- [SHORT PROBLEM]: Report every line below that holds the word "proxy".

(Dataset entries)

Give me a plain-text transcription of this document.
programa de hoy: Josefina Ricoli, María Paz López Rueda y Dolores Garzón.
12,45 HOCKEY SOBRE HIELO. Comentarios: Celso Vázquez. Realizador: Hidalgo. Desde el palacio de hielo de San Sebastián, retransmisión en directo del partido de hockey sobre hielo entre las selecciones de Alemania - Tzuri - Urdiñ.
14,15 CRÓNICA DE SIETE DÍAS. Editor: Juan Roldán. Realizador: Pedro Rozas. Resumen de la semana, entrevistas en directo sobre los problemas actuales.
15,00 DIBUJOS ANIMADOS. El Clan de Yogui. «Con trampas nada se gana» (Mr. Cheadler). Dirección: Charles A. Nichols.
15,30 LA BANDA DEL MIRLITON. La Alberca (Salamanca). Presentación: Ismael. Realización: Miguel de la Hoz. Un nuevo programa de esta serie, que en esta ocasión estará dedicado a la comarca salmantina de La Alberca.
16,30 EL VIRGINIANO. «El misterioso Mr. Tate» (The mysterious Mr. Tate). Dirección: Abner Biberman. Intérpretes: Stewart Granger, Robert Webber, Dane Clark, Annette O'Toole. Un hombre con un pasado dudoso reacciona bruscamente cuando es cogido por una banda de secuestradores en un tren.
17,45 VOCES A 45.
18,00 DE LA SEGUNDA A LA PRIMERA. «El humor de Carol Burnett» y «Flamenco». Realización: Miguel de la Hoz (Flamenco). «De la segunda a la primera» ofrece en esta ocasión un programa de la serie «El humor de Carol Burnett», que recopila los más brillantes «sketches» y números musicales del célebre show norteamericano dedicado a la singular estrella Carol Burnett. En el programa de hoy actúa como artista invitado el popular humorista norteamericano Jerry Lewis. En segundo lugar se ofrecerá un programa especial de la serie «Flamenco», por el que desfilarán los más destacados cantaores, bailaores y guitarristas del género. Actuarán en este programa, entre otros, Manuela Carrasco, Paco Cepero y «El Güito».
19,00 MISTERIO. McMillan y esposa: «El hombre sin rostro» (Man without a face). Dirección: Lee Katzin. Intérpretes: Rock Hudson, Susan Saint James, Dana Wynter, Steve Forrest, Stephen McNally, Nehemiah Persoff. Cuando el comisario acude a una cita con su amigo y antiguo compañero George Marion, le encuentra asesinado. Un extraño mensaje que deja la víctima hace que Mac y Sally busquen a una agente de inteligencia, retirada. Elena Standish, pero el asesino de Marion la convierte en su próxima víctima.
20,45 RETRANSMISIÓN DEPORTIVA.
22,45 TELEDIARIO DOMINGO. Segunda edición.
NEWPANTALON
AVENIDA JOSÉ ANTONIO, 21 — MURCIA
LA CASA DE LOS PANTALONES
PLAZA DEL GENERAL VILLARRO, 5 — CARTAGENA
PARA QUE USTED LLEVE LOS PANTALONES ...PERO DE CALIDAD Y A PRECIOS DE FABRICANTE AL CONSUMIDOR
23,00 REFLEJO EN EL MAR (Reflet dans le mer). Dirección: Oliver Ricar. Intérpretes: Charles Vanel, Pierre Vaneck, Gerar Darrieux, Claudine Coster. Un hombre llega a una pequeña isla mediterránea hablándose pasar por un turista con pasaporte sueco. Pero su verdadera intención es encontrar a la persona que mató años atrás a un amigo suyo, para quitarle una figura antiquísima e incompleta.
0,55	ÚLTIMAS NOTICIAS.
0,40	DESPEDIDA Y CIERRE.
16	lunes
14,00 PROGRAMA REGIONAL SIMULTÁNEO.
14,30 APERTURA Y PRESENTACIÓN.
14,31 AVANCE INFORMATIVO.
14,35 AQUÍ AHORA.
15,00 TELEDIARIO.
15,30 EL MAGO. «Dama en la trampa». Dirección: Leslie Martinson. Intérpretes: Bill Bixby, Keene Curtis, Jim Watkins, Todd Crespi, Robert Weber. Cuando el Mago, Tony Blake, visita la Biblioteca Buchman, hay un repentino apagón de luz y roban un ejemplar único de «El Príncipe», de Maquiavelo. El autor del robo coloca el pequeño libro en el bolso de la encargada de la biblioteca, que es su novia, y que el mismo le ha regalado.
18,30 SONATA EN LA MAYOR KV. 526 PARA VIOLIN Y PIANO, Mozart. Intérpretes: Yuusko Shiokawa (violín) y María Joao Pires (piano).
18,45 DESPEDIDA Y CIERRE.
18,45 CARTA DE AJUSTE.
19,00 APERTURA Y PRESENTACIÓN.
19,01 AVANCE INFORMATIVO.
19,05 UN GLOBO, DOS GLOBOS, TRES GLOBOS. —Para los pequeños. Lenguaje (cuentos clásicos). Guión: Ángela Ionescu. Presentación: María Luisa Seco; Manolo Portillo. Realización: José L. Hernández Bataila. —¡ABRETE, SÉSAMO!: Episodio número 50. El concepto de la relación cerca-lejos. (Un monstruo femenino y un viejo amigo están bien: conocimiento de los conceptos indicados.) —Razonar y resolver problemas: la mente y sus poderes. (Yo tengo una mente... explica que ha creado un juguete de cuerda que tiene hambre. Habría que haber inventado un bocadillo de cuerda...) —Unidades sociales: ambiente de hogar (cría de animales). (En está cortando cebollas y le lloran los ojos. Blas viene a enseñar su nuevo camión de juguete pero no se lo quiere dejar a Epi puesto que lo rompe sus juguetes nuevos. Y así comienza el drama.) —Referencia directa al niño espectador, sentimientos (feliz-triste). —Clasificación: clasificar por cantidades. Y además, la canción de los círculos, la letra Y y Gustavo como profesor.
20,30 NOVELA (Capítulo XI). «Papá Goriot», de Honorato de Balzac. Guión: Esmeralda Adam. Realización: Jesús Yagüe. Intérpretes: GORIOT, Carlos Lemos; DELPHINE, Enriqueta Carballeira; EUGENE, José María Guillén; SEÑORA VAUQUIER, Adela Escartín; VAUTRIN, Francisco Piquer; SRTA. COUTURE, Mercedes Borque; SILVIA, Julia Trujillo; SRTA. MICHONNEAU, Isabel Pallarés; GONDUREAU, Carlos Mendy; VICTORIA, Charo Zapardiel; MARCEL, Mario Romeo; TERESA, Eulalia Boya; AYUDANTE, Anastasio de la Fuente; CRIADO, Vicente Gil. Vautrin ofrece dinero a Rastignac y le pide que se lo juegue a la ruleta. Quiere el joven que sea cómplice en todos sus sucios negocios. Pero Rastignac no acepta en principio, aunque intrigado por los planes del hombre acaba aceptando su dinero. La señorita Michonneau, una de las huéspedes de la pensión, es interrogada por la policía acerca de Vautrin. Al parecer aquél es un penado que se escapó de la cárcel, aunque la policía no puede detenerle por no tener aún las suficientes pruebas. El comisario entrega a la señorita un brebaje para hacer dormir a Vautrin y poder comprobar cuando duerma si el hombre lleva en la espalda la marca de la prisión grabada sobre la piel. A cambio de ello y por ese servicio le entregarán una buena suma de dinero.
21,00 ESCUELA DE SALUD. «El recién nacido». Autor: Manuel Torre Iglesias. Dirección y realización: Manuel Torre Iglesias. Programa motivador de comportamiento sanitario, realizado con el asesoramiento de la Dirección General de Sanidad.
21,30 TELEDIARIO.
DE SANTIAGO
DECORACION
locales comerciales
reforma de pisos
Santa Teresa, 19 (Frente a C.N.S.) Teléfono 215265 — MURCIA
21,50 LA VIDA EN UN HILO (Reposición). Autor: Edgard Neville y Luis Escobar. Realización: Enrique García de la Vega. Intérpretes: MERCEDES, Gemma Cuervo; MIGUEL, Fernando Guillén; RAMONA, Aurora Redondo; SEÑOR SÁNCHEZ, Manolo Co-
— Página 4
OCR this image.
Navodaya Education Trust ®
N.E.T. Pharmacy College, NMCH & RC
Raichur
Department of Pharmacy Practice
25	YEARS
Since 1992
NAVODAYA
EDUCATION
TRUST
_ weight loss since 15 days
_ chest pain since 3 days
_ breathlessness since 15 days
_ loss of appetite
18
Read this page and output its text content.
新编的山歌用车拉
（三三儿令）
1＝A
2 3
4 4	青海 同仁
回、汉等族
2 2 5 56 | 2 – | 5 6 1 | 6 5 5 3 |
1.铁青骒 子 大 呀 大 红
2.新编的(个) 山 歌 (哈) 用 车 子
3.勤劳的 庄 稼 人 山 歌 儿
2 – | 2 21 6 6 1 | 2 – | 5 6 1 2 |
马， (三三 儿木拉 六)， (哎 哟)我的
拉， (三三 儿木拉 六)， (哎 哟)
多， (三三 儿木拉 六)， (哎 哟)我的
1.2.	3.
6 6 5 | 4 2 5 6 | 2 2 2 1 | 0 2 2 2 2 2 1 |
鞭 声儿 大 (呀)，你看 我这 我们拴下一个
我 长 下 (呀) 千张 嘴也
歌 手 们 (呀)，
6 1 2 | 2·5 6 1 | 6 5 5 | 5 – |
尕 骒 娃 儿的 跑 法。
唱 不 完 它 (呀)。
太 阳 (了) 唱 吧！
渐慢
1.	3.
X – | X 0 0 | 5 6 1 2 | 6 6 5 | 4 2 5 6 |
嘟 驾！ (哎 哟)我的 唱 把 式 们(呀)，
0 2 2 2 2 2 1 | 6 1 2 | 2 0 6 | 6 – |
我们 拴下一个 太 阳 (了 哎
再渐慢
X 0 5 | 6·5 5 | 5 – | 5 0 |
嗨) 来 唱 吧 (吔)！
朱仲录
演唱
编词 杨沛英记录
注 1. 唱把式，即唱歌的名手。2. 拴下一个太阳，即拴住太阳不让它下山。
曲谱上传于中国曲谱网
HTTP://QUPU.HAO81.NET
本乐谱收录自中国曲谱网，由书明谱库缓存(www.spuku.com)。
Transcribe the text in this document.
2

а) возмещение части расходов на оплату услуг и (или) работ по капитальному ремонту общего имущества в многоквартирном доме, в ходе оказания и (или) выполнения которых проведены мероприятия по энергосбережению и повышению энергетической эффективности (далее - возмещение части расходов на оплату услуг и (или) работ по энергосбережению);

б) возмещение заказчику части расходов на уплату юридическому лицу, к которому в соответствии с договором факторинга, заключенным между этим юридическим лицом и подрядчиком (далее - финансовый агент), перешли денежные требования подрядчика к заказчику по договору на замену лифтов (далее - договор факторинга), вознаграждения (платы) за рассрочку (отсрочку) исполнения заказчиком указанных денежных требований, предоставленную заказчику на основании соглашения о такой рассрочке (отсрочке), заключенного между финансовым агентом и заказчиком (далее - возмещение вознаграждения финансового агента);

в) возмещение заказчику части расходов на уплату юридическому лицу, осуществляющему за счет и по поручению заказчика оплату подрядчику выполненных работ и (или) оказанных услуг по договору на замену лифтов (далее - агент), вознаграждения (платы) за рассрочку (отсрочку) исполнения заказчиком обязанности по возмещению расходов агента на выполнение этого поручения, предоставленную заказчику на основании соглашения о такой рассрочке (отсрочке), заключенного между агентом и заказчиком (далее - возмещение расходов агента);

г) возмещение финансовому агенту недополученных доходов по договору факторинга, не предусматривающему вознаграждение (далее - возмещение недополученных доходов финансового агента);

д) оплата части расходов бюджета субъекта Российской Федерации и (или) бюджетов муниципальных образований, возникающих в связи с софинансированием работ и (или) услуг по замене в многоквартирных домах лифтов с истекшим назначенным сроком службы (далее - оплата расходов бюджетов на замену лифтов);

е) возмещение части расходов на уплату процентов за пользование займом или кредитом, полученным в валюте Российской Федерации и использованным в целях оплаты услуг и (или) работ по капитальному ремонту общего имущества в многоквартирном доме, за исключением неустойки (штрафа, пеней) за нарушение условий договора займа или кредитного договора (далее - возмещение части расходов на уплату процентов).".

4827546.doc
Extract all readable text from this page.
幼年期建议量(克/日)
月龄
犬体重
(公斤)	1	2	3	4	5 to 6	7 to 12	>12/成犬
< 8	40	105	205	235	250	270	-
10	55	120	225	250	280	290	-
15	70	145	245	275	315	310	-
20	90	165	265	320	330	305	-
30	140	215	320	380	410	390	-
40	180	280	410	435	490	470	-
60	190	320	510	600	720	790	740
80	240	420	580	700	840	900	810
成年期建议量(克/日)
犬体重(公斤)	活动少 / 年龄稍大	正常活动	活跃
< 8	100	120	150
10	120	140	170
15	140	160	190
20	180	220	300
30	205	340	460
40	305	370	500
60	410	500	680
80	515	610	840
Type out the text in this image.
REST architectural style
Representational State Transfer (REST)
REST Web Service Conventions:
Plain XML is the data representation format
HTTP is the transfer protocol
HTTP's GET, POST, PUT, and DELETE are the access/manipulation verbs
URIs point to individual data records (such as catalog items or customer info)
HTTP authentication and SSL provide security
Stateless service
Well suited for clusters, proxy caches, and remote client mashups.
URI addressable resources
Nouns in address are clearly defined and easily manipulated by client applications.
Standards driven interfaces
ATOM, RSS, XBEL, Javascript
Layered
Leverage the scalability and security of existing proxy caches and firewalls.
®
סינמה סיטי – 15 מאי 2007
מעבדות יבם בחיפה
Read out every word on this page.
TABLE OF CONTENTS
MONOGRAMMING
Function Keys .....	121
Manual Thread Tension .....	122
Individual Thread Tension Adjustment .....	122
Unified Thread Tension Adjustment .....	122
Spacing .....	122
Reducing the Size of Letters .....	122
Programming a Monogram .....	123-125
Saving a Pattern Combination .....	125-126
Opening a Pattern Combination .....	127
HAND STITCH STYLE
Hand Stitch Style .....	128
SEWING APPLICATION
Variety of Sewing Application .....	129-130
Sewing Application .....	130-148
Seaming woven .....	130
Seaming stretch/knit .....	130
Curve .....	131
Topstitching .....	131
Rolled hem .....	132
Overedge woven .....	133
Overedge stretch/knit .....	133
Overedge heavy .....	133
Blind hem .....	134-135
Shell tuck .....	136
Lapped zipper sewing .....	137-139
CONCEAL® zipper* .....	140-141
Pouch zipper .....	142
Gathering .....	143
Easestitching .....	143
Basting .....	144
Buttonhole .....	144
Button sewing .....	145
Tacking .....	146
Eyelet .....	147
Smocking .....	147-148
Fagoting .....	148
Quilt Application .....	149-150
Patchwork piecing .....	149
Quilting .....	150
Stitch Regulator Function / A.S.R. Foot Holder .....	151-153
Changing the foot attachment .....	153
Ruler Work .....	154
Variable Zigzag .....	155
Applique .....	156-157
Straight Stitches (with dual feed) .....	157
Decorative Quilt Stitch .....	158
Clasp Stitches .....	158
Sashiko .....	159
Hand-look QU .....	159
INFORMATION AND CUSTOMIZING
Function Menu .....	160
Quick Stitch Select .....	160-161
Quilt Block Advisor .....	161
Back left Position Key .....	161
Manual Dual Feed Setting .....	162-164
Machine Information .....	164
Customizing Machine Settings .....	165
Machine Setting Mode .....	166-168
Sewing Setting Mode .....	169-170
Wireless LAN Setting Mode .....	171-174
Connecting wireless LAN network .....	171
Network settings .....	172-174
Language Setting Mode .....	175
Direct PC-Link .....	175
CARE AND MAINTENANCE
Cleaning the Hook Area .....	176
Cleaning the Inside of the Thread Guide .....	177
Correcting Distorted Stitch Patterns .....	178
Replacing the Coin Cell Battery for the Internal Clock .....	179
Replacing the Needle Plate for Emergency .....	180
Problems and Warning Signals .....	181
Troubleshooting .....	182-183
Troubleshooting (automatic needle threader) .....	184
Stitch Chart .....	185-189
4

- [WRITTEN ANSWER]:
Well suited for clusters, proxy caches, and remote client mashups.
Leverage the scalability and security of existing proxy caches and firewalls.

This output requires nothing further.